WORK TO BE COMPLETED:
Check every line of the entries below for the word "Hosseinian", and copy the ones that have it.

***

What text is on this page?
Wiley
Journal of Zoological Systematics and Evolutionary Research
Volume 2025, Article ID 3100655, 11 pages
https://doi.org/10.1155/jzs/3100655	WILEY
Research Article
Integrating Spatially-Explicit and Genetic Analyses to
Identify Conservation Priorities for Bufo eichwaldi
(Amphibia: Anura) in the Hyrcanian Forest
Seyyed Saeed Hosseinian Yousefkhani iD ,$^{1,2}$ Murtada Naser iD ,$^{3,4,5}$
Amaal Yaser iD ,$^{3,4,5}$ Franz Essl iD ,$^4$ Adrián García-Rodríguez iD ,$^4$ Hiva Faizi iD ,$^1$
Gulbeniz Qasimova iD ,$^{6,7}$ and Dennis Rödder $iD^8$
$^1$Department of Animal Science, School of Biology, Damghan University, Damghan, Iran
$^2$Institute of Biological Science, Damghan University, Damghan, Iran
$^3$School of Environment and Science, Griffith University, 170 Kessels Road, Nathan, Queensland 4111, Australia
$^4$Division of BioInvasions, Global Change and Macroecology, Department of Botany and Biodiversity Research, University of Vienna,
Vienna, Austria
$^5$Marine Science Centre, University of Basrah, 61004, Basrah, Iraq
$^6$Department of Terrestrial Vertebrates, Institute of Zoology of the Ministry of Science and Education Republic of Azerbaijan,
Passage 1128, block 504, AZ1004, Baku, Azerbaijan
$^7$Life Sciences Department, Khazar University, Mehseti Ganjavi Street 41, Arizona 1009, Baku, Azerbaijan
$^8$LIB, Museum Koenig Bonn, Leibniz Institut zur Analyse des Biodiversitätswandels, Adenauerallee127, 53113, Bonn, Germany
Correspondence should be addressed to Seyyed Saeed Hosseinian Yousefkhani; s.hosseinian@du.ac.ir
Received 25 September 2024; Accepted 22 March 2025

***

SOLUTION TO THIS PROBLEM:
Seyyed Saeed Hosseinian Yousefkhani iD ,$^{1,2}$ Murtada Naser iD ,$^{3,4,5}$
Correspondence should be addressed to Seyyed Saeed Hosseinian Yousefkhani; s.hosseinian@du.ac.ir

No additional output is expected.